ROWS =>
* START *

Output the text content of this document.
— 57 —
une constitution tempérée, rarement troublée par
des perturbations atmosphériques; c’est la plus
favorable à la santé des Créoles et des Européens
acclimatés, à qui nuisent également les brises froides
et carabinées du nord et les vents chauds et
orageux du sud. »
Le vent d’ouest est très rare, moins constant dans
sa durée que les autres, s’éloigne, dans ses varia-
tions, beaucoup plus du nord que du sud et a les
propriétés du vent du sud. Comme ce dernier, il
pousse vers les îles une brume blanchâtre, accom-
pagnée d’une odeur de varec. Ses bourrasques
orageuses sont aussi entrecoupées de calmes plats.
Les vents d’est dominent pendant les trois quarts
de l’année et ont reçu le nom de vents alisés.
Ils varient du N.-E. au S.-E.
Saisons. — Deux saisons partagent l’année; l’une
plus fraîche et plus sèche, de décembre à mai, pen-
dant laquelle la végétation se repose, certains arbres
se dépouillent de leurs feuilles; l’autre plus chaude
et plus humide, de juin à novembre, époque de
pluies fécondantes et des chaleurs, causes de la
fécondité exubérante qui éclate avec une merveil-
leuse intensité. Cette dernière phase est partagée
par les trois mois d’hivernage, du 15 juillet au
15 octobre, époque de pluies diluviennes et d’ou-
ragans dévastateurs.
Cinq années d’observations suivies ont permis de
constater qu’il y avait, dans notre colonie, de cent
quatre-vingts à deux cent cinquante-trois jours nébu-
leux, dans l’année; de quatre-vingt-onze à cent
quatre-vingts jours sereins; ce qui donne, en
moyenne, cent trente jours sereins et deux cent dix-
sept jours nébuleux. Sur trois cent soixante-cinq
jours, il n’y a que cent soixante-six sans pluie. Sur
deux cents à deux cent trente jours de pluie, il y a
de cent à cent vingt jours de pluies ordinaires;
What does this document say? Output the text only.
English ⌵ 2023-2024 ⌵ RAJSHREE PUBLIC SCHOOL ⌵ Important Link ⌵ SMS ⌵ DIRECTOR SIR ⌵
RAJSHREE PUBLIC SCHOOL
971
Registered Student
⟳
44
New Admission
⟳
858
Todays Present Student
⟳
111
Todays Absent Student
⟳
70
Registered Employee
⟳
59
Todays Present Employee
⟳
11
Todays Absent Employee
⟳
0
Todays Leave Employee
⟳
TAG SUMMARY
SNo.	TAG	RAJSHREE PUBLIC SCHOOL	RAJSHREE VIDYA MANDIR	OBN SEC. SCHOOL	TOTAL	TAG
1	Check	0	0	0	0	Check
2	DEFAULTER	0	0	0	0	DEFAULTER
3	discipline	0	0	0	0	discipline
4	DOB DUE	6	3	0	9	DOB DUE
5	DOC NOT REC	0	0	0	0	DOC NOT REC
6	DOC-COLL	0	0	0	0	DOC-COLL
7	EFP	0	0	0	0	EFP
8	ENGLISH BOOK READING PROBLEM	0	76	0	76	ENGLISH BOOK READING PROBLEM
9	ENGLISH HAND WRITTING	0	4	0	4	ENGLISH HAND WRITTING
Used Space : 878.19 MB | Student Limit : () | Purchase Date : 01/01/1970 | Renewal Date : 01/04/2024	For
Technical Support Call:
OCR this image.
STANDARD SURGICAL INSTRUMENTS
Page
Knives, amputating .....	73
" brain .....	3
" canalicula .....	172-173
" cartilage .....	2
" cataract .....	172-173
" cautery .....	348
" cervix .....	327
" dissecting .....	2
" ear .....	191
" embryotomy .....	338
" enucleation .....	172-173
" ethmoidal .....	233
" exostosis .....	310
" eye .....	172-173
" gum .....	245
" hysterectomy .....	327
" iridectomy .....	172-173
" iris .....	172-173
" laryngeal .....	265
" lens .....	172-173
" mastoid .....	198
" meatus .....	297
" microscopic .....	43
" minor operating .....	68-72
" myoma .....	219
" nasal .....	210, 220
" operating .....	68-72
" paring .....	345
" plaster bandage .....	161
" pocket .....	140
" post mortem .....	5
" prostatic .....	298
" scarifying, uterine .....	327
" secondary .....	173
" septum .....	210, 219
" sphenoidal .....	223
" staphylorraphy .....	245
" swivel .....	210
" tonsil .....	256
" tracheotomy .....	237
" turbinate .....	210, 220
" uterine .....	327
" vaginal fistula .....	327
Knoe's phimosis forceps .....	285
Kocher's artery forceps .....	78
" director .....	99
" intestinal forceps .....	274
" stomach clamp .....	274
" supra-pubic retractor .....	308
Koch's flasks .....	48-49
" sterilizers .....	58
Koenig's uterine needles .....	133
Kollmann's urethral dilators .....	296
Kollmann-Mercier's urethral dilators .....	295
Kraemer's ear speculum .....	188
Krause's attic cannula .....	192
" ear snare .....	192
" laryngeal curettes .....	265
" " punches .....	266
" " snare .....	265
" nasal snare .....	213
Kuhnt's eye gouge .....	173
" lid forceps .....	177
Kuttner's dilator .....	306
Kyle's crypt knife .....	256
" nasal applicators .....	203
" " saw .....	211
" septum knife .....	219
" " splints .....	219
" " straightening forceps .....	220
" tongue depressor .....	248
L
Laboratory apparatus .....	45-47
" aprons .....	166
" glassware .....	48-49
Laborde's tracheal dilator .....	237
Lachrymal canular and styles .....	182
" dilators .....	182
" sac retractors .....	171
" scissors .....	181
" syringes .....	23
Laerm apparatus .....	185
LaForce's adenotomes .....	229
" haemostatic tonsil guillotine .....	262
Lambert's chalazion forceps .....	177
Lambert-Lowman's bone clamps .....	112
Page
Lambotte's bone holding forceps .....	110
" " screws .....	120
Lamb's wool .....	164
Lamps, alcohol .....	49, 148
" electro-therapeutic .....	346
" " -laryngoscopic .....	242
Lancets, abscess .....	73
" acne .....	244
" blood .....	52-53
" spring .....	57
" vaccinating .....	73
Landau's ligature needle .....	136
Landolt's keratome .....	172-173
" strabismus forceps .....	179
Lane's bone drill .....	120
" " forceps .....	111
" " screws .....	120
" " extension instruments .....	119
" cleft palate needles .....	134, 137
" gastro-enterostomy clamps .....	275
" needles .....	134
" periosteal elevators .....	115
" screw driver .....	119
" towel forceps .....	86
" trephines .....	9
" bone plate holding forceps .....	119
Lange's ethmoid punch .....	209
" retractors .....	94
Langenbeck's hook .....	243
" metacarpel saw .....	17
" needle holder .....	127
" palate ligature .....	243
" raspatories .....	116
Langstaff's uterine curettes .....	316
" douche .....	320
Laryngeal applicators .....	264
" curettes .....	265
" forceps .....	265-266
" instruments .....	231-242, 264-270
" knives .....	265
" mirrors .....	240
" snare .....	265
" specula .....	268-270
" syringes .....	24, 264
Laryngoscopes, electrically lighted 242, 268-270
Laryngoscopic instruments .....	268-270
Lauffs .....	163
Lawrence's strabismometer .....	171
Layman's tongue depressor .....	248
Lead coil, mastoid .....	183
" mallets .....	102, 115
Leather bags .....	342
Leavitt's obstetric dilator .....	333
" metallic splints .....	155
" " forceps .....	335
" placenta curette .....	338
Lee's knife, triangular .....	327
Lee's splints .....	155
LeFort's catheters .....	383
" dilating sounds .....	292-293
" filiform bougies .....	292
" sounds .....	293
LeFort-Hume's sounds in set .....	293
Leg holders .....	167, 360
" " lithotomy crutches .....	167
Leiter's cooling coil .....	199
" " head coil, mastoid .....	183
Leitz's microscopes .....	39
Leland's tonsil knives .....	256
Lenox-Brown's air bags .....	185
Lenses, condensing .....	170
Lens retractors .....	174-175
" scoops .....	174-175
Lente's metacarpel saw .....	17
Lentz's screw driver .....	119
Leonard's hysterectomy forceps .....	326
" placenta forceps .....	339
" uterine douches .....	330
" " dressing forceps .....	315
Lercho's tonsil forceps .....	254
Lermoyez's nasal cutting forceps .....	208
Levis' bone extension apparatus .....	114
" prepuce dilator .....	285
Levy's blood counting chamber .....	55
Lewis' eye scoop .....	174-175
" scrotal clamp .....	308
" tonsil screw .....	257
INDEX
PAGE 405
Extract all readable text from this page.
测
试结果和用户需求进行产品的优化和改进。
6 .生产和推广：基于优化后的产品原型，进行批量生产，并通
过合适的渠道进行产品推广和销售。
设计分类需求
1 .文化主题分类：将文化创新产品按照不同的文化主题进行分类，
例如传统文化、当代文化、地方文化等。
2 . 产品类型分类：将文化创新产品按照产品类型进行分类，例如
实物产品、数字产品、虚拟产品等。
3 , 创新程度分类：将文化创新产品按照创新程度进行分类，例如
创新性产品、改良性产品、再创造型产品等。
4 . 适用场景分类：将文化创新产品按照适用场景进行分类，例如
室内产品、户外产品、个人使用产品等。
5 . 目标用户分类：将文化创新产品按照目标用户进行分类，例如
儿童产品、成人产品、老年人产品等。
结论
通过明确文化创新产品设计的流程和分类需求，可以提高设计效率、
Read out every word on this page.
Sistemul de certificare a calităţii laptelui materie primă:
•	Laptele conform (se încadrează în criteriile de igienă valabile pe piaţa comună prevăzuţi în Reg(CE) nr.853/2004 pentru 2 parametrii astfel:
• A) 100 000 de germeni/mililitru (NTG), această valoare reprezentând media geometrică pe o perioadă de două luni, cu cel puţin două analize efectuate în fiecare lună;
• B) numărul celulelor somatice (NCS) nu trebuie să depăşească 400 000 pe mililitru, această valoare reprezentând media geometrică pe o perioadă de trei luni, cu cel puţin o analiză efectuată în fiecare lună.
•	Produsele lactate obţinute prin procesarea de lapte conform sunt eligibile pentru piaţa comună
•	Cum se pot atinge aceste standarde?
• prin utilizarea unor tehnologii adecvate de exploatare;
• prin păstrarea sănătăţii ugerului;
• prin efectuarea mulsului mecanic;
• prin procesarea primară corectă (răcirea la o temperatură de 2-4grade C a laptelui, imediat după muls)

* END *

Find the line that contains "Read out every word on this page.". Repeat it and every line after it, exactly as written, up to and including the last line of the records above.

Read out every word on this page.
Sistemul de certificare a calităţii laptelui materie primă:
•	Laptele conform (se încadrează în criteriile de igienă valabile pe piaţa comună prevăzuţi în Reg(CE) nr.853/2004 pentru 2 parametrii astfel:
• A) 100 000 de germeni/mililitru (NTG), această valoare reprezentând media geometrică pe o perioadă de două luni, cu cel puţin două analize efectuate în fiecare lună;
• B) numărul celulelor somatice (NCS) nu trebuie să depăşească 400 000 pe mililitru, această valoare reprezentând media geometrică pe o perioadă de trei luni, cu cel puţin o analiză efectuată în fiecare lună.
•	Produsele lactate obţinute prin procesarea de lapte conform sunt eligibile pentru piaţa comună
•	Cum se pot atinge aceste standarde?
• prin utilizarea unor tehnologii adecvate de exploatare;
• prin păstrarea sănătăţii ugerului;
• prin efectuarea mulsului mecanic;
• prin procesarea primară corectă (răcirea la o temperatură de 2-4grade C a laptelui, imediat după muls)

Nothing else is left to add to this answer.